• [EXTRACT PROVIDED]
>> BEGIN

The casting 50 comprises a through-opening 54 from the inner lateral face to the outer lateral face, in order to permit passage of the drive shaft of the engine assembly towards the right wheel (not represented). Thus, the casting 50 prevents the side rail 10 from becoming fragile as a result of passage of the drive shaft passing through it. The opening 54 can be produced in tubular form, but this embodiment requires a casting which is high enough to contain the diameter of the tubular form necessary for the passage of the drive shaft.

In order to reduce the size of the casting 50, the opening 54 is in the form of a semi-cylindrical concave depression provided in the upper face 51 of the casting 50. The lower face of the side rail 10 then comprises a semi-cylindrical concave depression 13, which is designed to form a cylindrical hollow with a diameter sufficient for the passage of the drive shaft, when the semi-cylindrical concave depression 13 is disposed above and facing the opening 54 in the form of a semi-cylindrical concave depression. The rear part 51a of the upper face 51 is then secured in a rear position relative to the semi-cylindrical concave depression constituting the opening 54, and the front part 51b is then secured in a front position relative to the semi-cylindrical concave depression constituting the opening 54. Thus, the casting 50 reinforces with a minimal size the location of the side rail 10 in which a sufficient opening by means of concave depression can be provided, in combination with that of the casting for the passage of the drive shaft, and also, in its near vicinity the opening 12 can be provided, it too by concave depression, sufficient for the passage of the shock absorber (not represented) as close as possible to the side rail 10.

Similarly, the casting 60 comprises a through opening 64 from the inner lateral face to the outer lateral face, in order to permit passage of the drive shaft of the engine assembly towards the left wheel (not represented).

It is possible to obtain each aluminum casting by molding under pressure, by taking the well-known measures necessary to avoid the phenomena of shrinkage when cooling and micro-bubbles, for example by means of use of a sink head. In order to obtain more easily the mechanical characteristics required, each casting 50, 60 is obtained by gravity casting of aluminum. Advantageously in comparison with sand molding, gravity die casting permits use and re-use of a permanent mold.

>> END

• [MATERIAL SHOWN]
>> BEGIN

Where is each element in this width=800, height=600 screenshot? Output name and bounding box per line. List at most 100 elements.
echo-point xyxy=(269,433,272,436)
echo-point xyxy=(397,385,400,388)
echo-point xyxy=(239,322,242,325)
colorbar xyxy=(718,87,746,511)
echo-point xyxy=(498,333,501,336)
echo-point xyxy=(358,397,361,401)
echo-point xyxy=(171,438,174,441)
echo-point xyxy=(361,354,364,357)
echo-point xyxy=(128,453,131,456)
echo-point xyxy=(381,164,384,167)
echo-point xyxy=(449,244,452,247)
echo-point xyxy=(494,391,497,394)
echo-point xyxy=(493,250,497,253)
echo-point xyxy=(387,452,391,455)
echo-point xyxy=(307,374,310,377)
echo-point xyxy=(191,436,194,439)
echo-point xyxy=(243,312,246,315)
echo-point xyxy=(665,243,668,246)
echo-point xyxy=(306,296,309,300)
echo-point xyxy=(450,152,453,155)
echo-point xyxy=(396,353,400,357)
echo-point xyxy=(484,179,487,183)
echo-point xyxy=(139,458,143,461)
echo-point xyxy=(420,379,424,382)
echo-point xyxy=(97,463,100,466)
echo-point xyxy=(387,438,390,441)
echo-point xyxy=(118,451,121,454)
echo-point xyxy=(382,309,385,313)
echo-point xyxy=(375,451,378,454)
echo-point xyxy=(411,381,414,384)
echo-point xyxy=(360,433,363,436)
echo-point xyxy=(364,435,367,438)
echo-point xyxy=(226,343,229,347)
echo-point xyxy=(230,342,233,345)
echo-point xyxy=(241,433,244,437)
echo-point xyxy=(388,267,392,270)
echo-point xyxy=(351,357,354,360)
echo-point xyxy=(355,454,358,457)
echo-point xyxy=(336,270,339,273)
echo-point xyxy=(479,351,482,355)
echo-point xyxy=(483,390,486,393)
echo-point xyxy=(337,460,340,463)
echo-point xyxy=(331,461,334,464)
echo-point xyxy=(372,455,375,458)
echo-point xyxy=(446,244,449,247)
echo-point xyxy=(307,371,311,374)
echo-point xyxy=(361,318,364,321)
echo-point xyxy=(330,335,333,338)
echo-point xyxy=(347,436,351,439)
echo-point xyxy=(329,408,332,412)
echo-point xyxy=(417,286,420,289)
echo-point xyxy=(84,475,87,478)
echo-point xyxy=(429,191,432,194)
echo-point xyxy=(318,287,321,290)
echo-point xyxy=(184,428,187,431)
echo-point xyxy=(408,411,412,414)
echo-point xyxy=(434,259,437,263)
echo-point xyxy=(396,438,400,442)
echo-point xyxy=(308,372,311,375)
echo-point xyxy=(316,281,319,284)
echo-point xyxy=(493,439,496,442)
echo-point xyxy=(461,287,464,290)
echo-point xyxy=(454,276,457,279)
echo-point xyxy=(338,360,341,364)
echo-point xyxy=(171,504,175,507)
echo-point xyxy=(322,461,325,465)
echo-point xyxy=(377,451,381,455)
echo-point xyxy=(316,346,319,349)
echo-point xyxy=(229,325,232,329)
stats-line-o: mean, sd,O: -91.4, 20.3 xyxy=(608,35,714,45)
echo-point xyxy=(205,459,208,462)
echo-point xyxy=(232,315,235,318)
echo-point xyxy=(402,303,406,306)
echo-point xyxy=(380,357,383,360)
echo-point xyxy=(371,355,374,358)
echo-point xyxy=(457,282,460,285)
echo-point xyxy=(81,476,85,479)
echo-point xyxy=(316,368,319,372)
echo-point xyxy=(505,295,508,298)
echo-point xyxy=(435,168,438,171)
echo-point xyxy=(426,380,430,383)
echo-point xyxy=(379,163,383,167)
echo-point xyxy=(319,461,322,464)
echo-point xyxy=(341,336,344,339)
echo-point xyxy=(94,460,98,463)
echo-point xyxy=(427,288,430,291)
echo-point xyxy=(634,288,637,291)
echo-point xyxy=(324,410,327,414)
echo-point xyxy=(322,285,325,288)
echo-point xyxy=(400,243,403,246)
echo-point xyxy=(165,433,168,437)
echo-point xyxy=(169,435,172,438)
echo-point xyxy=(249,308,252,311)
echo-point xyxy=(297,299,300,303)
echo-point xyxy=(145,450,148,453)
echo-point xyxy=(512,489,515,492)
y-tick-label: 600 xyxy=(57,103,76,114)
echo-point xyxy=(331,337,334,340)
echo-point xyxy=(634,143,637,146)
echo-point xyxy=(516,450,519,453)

>> END

• [EXERCISE BRIEF] Can you write out the stretch of the casting passage from "The casting 50 comprises" through "the drive shaft." again, changing each "drive shaft" to "half shaft"? None of the data is needed here.

• [REPLY TO THE TASK]
The casting 50 comprises a through-opening 54 from the inner lateral face to the outer lateral face, in order to permit passage of the half shaft of the engine assembly towards the right wheel (not represented). Thus, the casting 50 prevents the side rail 10 from becoming fragile as a result of passage of the half shaft passing through it. The opening 54 can be produced in tubular form, but this embodiment requires a casting which is high enough to contain the diameter of the tubular form necessary for the passage of the half shaft.